Dataset extract:

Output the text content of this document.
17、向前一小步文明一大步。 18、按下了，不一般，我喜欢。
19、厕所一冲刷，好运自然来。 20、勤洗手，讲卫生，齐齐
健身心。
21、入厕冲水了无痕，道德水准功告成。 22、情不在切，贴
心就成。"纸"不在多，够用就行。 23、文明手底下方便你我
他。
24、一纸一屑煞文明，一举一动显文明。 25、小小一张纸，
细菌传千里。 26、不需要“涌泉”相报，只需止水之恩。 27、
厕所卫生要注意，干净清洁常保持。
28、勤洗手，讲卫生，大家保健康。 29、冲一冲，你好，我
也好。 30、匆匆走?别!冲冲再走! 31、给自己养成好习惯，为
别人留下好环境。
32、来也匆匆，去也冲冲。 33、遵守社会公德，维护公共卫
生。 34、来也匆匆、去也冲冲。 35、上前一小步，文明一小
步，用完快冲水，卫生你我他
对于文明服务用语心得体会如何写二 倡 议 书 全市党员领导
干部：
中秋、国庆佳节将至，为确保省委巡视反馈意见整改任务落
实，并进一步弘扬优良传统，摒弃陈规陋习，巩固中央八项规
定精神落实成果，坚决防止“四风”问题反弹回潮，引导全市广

--

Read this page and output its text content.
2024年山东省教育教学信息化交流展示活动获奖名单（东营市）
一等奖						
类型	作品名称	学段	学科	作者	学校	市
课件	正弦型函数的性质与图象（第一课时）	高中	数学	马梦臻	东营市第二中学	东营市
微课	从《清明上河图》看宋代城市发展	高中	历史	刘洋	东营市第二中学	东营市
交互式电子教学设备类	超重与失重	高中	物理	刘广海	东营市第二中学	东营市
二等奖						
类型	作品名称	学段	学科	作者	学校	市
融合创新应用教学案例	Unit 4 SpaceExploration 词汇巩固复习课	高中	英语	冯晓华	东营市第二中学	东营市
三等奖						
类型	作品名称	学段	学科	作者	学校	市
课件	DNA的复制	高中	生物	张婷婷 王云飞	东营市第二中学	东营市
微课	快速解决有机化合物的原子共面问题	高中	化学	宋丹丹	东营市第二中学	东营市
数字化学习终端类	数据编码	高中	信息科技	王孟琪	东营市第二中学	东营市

Task goal:
From the listing above, pick out every line containing "去也冲冲".

Task answer:
32、来也匆匆，去也冲冲。 33、遵守社会公德，维护公共卫
生。 34、来也匆匆、去也冲冲。 35、上前一小步，文明一小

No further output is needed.